**DATA EXTRACT**
________________________
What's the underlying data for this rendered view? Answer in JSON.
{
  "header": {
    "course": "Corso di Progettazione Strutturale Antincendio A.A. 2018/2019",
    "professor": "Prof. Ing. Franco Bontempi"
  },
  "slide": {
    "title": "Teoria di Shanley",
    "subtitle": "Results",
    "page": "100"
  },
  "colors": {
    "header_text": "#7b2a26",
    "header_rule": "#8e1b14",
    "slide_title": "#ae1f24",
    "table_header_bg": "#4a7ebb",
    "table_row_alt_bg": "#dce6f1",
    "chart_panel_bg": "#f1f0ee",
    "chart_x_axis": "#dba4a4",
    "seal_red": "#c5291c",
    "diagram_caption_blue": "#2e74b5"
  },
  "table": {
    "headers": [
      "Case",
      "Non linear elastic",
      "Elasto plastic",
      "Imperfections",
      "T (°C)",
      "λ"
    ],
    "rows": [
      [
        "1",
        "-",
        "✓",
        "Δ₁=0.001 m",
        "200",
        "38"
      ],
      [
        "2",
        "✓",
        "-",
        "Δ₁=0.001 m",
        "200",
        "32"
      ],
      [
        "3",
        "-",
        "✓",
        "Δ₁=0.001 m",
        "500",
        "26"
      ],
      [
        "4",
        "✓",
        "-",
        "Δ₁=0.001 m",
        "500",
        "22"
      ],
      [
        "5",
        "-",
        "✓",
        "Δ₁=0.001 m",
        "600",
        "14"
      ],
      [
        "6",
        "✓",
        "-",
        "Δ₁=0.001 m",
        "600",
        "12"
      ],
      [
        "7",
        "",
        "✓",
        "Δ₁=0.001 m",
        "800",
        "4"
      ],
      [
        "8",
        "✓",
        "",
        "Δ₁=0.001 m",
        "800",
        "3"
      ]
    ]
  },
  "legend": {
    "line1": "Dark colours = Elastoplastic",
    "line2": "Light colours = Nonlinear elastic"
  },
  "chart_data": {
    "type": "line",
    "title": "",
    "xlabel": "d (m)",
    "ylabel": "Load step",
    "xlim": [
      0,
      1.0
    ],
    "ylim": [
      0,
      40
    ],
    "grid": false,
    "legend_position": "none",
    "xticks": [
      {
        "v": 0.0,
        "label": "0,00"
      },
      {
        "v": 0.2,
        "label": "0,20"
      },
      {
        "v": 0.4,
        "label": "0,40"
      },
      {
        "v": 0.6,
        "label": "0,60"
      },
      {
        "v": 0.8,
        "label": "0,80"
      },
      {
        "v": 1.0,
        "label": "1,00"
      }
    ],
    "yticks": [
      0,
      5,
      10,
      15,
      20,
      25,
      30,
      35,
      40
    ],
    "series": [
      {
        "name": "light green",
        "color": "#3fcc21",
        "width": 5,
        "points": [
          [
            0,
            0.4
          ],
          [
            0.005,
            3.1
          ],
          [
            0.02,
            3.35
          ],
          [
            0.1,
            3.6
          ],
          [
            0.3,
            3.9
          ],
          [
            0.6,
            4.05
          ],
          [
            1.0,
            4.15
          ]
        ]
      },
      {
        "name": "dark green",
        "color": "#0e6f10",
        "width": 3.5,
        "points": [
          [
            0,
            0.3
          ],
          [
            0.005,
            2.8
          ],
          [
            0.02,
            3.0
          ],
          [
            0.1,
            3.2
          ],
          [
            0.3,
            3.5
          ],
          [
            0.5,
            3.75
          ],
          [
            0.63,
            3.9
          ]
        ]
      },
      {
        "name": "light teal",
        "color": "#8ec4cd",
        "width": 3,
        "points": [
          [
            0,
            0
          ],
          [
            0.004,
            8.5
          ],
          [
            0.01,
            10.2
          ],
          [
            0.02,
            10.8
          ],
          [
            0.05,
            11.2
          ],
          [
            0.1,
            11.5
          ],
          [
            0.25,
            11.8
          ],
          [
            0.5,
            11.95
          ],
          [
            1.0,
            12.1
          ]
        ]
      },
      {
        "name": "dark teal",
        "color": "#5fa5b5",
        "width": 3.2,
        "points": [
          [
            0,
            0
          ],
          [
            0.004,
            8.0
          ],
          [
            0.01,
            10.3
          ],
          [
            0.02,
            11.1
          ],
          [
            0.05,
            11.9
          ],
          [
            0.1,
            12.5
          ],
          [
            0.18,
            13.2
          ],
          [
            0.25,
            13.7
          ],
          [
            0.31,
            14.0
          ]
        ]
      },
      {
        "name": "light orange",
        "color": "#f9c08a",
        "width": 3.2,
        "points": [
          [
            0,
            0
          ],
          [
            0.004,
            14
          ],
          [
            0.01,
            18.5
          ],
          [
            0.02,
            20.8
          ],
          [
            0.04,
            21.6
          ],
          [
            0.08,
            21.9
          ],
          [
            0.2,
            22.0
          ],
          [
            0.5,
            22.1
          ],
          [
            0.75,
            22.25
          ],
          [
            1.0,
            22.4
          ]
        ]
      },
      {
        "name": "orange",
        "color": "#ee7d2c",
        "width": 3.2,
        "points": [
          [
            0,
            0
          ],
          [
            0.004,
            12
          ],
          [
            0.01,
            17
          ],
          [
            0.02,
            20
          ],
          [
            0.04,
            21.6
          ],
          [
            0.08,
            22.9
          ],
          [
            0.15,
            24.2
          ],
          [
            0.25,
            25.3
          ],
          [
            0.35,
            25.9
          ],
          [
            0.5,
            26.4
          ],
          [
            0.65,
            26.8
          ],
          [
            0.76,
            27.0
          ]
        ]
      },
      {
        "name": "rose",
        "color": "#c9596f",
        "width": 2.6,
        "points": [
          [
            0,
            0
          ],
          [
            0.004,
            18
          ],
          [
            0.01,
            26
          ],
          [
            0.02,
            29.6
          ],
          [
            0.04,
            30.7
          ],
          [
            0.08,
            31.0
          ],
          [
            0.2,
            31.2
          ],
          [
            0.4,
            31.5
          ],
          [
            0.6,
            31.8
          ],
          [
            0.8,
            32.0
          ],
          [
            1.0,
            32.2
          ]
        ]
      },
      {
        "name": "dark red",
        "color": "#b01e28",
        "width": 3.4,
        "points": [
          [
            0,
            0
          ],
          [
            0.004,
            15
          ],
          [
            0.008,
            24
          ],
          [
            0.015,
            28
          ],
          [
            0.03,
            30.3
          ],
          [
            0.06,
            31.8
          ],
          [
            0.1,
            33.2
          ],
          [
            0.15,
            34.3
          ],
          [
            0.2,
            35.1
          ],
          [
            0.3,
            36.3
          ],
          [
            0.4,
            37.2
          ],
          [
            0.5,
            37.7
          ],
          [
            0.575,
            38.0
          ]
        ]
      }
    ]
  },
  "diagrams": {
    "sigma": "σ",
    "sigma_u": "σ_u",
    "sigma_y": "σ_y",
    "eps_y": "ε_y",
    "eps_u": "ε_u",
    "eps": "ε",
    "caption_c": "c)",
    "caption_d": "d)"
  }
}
________________________
**DO THIS**
Using the entries above, return each line that includes the word "name".

**ANSWER TO THE EXERCISE**
        "name": "light green",
        "name": "dark green",
        "name": "light teal",
        "name": "dark teal",
        "name": "light orange",
        "name": "orange",
        "name": "rose",
        "name": "dark red",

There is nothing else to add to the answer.